> OBJECTIVE: Write every record out again exactly, and keep images out of it.

> Figure data in JSON:
-- start --
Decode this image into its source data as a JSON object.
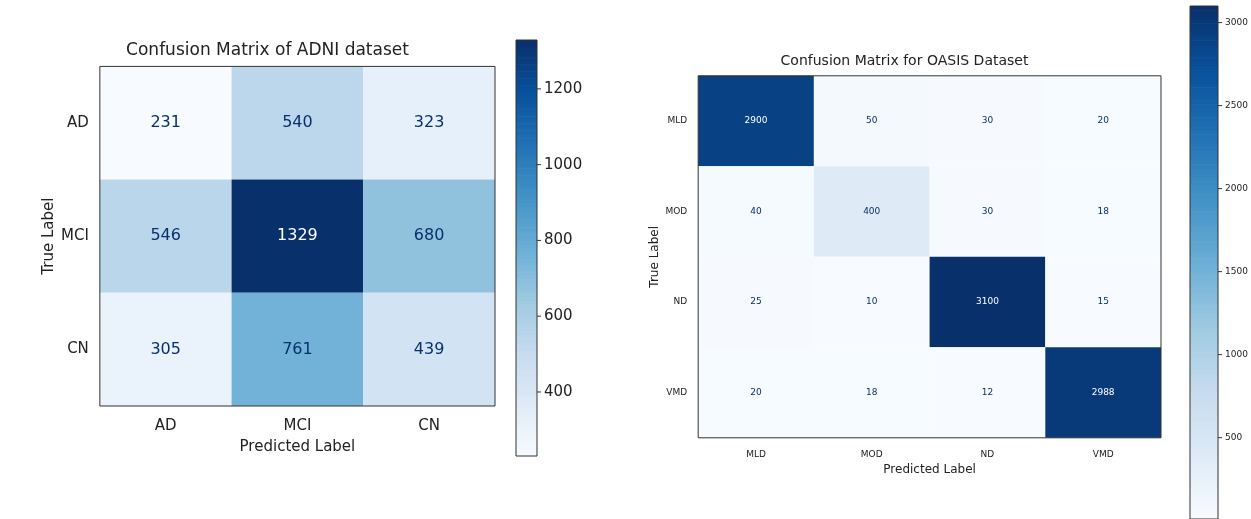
{
  "chart_data": [
    {
      "type": "heatmap",
      "title": "Confusion Matrix of ADNI dataset",
      "xlabel": "Predicted Label",
      "ylabel": "True Label",
      "categories": [
        "AD",
        "MCI",
        "CN"
      ],
      "y_categories": [
        "AD",
        "MCI",
        "CN"
      ],
      "cells": [
        [
          231,
          540,
          323
        ],
        [
          546,
          1329,
          680
        ],
        [
          305,
          761,
          439
        ]
      ],
      "data_labels": true,
      "clim": [
        231,
        1329
      ],
      "cticks": [
        400,
        600,
        800,
        1000,
        1200
      ]
    },
    {
      "type": "heatmap",
      "title": "Confusion Matrix for OASIS Dataset",
      "xlabel": "Predicted Label",
      "ylabel": "True Label",
      "categories": [
        "MLD",
        "MOD",
        "ND",
        "VMD"
      ],
      "y_categories": [
        "MLD",
        "MOD",
        "ND",
        "VMD"
      ],
      "cells": [
        [
          2900,
          50,
          30,
          20
        ],
        [
          40,
          400,
          30,
          18
        ],
        [
          25,
          10,
          3100,
          15
        ],
        [
          20,
          18,
          12,
          2988
        ]
      ],
      "data_labels": true,
      "clim": [
        10,
        3100
      ],
      "cticks": [
        500,
        1000,
        1500,
        2000,
        2500,
        3000
      ]
    }
  ]
}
-- end --
> COMPLETE OUTPUT:
Decode this image into its source data as a JSON object.
{
  "chart_data": [
    {
      "type": "heatmap",
      "title": "Confusion Matrix of ADNI dataset",
      "xlabel": "Predicted Label",
      "ylabel": "True Label",
      "categories": [
        "AD",
        "MCI",
        "CN"
      ],
      "y_categories": [
        "AD",
        "MCI",
        "CN"
      ],
      "cells": [
        [
          231,
          540,
          323
        ],
        [
          546,
          1329,
          680
        ],
        [
          305,
          761,
          439
        ]
      ],
      "data_labels": true,
      "clim": [
        231,
        1329
      ],
      "cticks": [
        400,
        600,
        800,
        1000,
        1200
      ]
    },
    {
      "type": "heatmap",
      "title": "Confusion Matrix for OASIS Dataset",
      "xlabel": "Predicted Label",
      "ylabel": "True Label",
      "categories": [
        "MLD",
        "MOD",
        "ND",
        "VMD"
      ],
      "y_categories": [
        "MLD",
        "MOD",
        "ND",
        "VMD"
      ],
      "cells": [
        [
          2900,
          50,
          30,
          20
        ],
        [
          40,
          400,
          30,
          18
        ],
        [
          25,
          10,
          3100,
          15
        ],
        [
          20,
          18,
          12,
          2988
        ]
      ],
      "data_labels": true,
      "clim": [
        10,
        3100
      ],
      "cticks": [
        500,
        1000,
        1500,
        2000,
        2500,
        3000
      ]
    }
  ]
}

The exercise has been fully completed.